Using the records below, please work out how many lines contain "output"; answer with the number alone.

begin TASK INPUTS

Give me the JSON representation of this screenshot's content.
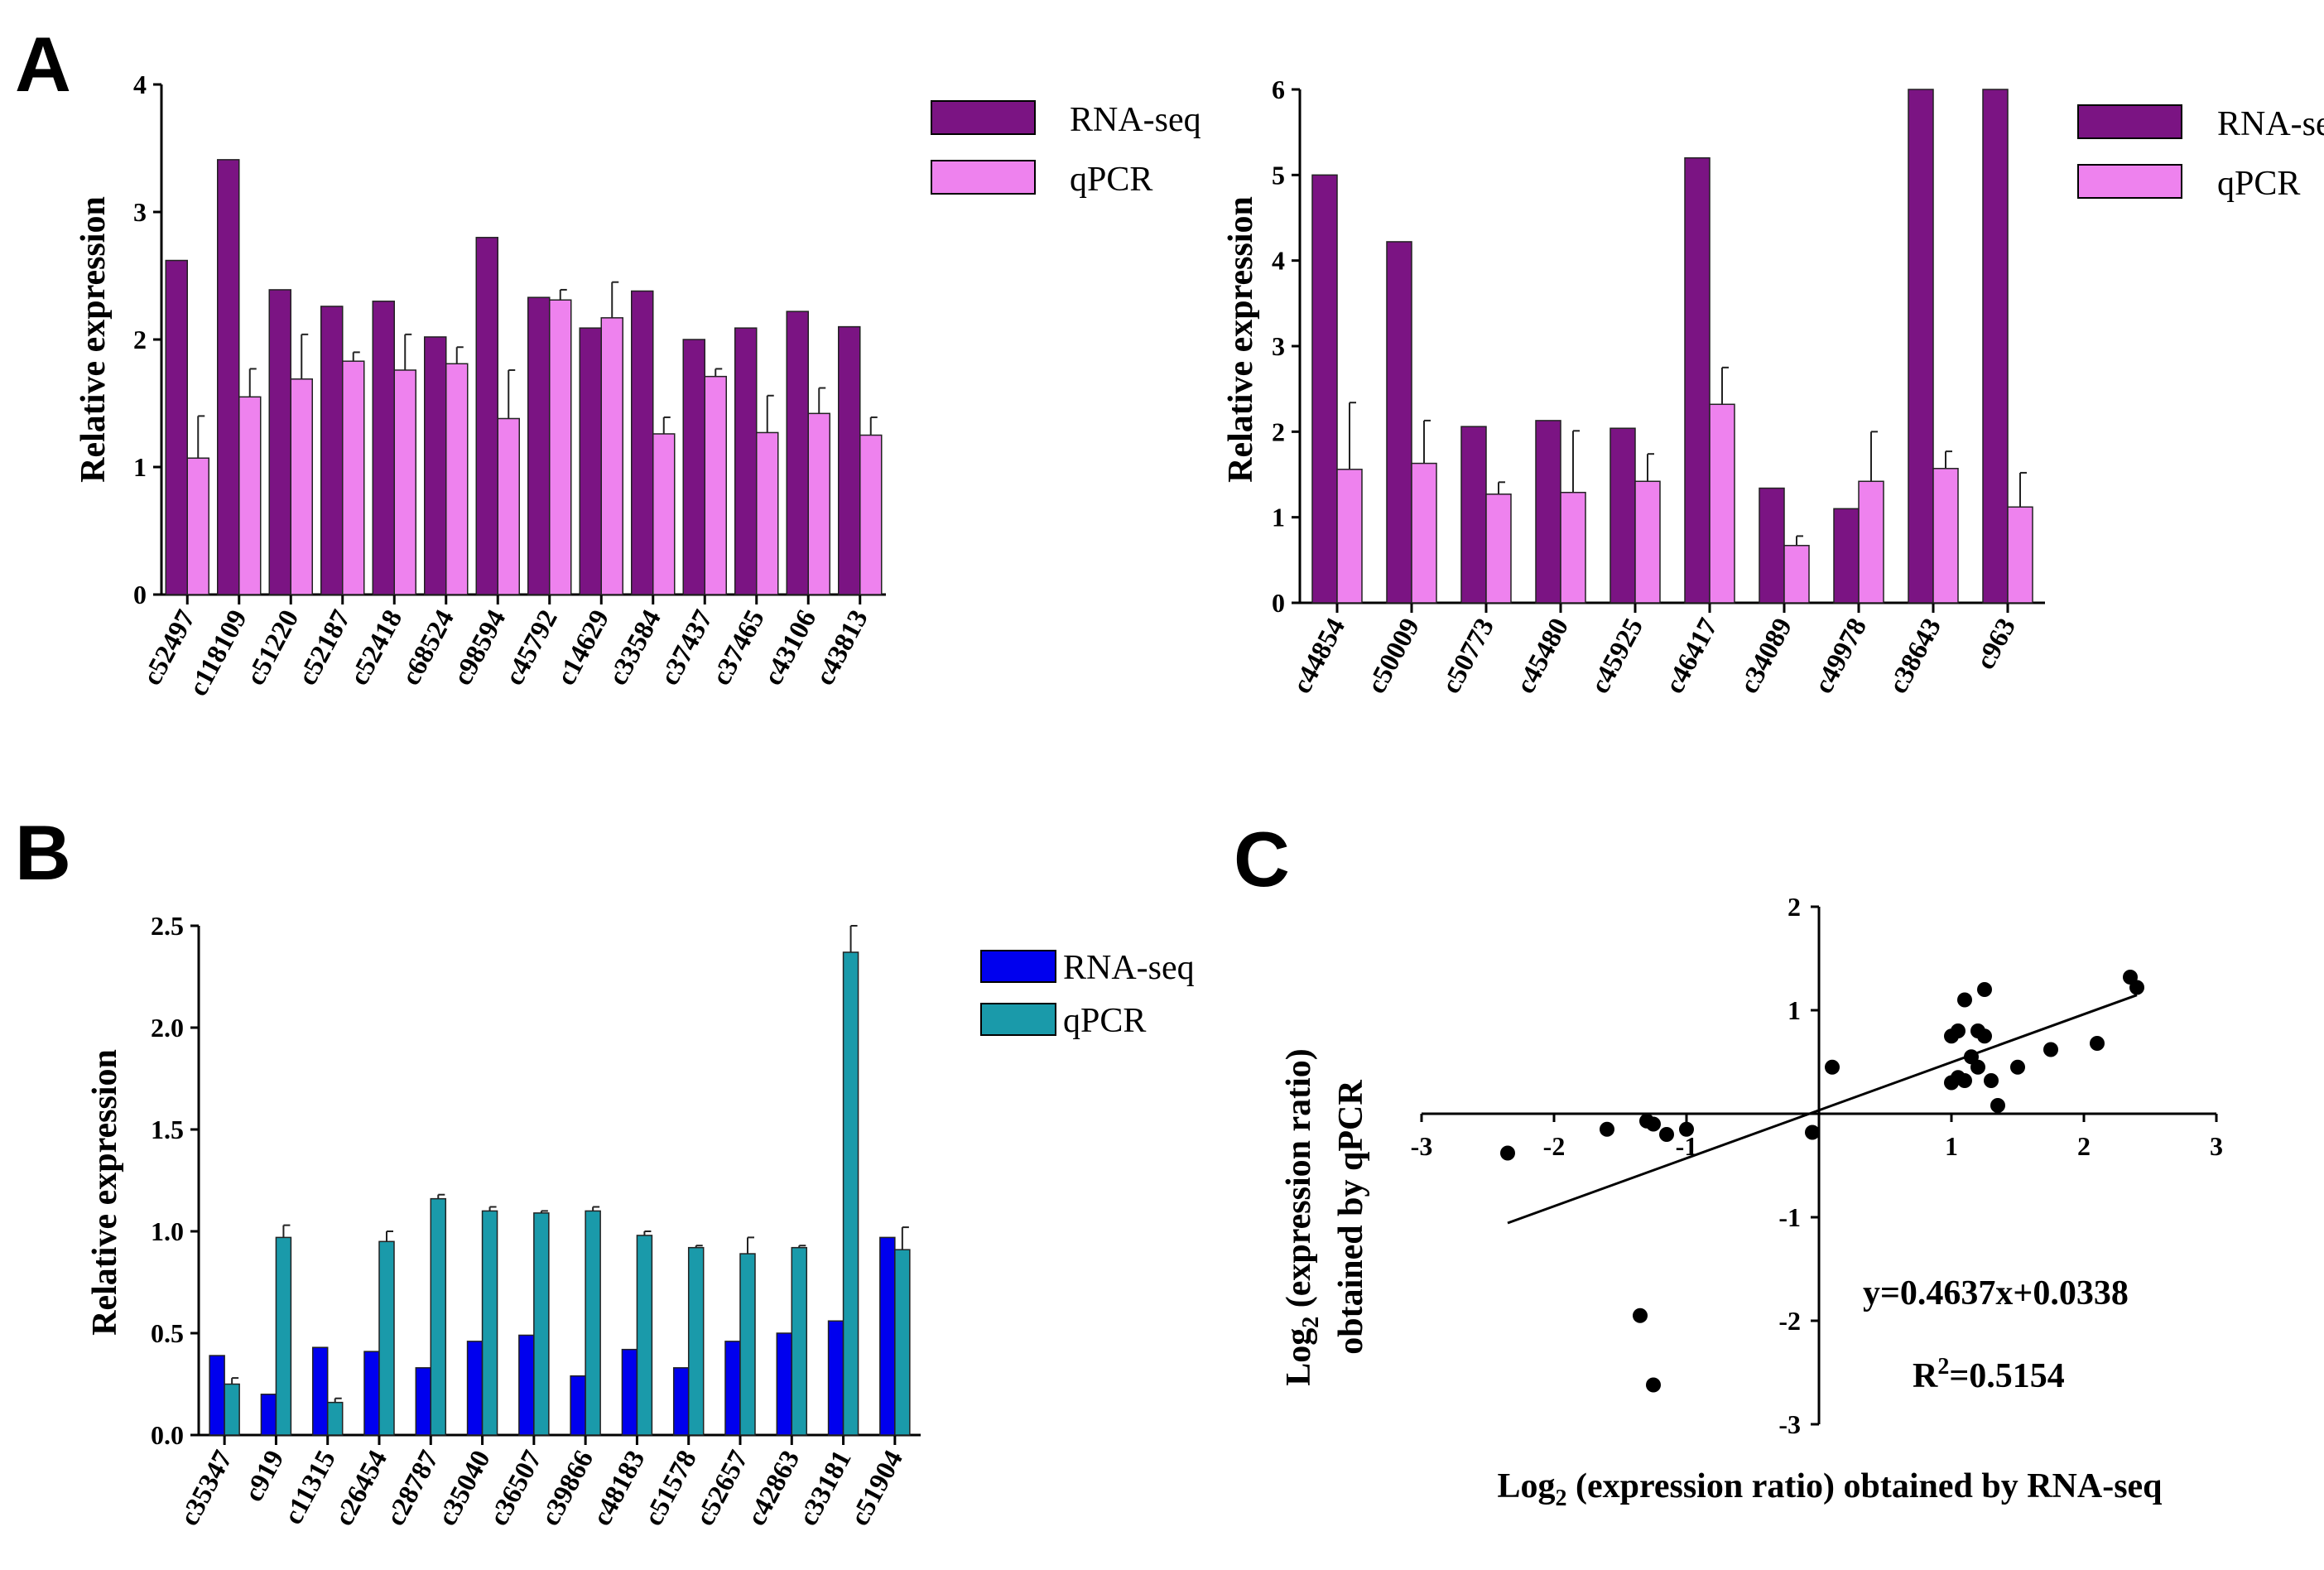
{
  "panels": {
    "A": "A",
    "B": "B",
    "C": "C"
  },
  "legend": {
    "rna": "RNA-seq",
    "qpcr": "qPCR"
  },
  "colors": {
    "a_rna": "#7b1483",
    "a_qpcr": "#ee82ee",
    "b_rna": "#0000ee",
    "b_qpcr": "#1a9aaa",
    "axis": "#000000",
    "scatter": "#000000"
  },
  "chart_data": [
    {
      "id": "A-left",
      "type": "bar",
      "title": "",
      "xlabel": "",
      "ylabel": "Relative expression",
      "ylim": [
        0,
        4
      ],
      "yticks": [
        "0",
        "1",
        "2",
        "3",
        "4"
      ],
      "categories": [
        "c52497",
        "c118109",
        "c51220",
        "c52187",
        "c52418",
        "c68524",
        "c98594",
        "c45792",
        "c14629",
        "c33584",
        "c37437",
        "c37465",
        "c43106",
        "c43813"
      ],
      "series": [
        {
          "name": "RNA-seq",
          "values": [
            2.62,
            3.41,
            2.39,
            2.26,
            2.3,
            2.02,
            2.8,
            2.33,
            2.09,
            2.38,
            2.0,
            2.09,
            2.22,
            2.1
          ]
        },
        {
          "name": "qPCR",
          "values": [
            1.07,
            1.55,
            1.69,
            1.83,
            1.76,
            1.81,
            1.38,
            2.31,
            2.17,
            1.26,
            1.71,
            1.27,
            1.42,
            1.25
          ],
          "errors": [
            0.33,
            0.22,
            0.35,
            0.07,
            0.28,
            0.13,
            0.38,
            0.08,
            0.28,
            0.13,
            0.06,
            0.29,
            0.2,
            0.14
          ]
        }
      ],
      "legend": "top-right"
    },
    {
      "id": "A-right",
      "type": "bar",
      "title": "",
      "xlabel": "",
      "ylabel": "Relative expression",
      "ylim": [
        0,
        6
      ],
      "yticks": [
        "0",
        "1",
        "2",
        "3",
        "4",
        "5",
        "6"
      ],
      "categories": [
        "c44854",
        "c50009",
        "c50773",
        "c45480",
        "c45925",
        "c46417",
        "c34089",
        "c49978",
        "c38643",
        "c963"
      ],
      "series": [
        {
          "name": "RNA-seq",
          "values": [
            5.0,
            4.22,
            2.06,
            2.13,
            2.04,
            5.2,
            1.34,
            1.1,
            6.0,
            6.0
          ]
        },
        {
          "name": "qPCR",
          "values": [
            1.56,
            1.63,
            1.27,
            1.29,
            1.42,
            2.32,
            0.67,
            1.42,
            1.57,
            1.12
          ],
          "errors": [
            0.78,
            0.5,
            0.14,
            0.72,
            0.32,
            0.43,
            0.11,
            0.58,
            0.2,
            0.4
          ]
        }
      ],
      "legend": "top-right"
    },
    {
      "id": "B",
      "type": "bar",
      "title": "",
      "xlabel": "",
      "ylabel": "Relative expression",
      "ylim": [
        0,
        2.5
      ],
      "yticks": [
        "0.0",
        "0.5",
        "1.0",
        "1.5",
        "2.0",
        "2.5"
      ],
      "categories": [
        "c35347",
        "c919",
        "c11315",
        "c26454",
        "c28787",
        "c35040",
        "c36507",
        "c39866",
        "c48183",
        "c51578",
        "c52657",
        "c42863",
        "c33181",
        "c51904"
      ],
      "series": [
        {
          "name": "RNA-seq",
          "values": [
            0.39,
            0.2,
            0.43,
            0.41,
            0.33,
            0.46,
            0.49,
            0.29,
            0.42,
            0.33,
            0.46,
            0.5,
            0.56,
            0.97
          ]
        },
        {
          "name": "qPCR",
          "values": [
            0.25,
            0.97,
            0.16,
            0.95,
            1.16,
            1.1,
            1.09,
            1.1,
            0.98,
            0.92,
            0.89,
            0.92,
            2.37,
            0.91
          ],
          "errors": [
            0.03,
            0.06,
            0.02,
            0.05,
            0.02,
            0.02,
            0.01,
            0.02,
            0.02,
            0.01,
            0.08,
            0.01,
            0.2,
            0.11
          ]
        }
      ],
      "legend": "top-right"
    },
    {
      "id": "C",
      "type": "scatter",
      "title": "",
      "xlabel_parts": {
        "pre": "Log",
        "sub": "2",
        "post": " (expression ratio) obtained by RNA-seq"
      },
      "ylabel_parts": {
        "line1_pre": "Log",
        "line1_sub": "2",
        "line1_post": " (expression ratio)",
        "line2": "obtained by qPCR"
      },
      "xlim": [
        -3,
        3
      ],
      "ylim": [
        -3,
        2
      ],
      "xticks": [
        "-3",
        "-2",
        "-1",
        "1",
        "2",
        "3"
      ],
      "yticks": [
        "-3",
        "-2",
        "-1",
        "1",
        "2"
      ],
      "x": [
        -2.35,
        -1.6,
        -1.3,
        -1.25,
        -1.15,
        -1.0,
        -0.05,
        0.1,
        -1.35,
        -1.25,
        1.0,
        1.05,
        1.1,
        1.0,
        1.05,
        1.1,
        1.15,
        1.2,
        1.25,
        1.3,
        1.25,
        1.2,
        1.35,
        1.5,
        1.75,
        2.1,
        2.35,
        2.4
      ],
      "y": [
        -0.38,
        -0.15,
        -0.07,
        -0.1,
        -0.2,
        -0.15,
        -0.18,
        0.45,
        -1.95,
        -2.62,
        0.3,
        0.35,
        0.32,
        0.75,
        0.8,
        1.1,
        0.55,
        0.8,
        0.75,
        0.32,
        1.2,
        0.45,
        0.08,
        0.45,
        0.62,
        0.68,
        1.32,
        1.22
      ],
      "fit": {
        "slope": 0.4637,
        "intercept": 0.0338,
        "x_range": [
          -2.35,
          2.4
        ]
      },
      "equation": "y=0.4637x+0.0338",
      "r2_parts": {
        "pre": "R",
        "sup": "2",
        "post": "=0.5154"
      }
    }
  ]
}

end TASK INPUTS
begin TASK INPUTS

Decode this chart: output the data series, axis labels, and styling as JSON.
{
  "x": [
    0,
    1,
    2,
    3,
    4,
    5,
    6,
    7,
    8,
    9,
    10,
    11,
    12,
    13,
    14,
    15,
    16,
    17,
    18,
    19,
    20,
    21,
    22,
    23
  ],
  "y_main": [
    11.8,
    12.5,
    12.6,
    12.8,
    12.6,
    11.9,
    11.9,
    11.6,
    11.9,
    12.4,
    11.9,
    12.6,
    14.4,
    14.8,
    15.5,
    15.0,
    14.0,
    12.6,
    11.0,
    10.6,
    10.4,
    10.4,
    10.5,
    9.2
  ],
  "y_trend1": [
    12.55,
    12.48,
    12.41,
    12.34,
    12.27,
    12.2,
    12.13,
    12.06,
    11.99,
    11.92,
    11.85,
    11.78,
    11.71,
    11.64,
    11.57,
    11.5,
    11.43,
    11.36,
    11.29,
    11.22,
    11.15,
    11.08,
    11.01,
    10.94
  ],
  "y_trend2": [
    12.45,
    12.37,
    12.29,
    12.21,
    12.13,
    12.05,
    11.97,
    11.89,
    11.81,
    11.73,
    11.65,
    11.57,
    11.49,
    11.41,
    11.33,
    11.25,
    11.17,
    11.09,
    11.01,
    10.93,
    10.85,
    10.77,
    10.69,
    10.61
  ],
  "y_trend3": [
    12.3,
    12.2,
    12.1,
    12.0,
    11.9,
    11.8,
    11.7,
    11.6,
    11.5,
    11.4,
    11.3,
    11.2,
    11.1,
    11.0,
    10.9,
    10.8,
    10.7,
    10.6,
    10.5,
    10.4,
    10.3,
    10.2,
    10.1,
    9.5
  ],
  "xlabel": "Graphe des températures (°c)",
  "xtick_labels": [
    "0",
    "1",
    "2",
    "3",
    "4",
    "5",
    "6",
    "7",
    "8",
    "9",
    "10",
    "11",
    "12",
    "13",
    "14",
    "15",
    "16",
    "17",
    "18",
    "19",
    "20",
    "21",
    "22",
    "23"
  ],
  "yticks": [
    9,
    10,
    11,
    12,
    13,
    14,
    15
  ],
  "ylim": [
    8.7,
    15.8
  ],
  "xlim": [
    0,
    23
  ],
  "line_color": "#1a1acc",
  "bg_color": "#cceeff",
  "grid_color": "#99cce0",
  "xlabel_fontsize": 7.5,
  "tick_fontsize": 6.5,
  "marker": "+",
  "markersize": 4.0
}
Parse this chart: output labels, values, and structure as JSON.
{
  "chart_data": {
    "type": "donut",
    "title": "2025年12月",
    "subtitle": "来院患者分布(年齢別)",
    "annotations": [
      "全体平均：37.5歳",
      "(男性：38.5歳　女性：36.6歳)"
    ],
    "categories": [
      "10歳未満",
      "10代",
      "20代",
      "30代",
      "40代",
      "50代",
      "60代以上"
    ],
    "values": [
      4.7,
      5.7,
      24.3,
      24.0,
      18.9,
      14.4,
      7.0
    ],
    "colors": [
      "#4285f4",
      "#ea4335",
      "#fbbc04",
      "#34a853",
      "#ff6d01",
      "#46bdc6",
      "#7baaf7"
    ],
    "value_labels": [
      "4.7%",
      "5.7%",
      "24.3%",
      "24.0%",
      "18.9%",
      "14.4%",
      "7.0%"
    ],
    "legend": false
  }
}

end TASK INPUTS

» CORRECT RESULT: 2